DIRECTION -> Find the string "code" in the data, then copy every line where it is found.

EXERCISE INPUTS ->
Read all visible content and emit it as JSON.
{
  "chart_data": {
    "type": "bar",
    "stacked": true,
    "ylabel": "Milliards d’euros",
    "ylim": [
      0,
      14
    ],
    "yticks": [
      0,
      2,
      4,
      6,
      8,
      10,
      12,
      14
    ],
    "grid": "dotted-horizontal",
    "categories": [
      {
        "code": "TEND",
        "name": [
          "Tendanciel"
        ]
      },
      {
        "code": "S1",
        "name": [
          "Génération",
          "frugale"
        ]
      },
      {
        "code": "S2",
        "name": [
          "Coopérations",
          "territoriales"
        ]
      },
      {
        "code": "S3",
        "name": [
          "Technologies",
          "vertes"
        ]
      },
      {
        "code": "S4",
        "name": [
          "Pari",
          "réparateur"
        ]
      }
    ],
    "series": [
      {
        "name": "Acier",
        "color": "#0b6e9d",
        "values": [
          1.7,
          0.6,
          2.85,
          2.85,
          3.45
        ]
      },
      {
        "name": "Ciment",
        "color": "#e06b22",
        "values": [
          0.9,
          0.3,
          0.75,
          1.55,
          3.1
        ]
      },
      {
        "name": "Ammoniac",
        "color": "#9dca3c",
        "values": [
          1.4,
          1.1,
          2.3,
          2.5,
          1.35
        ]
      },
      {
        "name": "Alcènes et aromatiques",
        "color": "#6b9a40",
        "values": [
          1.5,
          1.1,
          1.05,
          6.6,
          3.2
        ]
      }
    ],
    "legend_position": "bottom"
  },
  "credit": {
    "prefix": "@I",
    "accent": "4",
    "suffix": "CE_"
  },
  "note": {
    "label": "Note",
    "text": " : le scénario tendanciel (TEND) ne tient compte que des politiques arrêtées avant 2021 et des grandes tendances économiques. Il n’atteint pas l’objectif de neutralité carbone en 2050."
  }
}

THE SOLUTION ->
        "code": "TEND",
        "code": "S1",
        "code": "S2",
        "code": "S3",
        "code": "S4",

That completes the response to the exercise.